### Exercise objective
Your answer should be a single number: how many lines in the data below hold the string "this".

Dataset excerpt
☆ ☆ ☆ ☆ ☆

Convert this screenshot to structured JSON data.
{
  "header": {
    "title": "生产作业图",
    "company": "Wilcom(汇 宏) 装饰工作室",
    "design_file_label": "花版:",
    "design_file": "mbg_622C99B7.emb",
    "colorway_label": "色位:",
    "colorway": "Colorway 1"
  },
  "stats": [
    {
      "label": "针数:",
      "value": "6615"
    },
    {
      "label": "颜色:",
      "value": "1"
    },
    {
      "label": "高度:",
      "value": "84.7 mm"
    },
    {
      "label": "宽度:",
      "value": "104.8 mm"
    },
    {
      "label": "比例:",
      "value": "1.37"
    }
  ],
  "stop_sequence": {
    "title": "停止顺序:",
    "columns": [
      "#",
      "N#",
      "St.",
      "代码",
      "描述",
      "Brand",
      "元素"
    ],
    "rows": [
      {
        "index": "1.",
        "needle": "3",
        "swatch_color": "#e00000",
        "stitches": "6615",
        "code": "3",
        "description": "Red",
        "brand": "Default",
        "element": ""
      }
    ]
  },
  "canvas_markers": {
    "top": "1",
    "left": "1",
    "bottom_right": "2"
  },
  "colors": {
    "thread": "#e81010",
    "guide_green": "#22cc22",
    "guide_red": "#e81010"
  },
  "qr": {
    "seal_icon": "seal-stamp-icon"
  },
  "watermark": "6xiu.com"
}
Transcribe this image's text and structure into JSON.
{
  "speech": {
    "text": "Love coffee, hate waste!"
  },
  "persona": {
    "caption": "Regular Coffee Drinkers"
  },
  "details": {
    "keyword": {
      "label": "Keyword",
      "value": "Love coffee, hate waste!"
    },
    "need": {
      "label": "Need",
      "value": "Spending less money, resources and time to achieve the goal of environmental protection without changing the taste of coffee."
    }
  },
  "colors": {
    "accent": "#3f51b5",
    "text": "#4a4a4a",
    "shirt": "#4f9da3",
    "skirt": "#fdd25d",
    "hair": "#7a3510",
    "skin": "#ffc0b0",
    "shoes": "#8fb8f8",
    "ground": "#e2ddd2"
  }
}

☆ ☆ ☆ ☆ ☆

### Answer for the task
2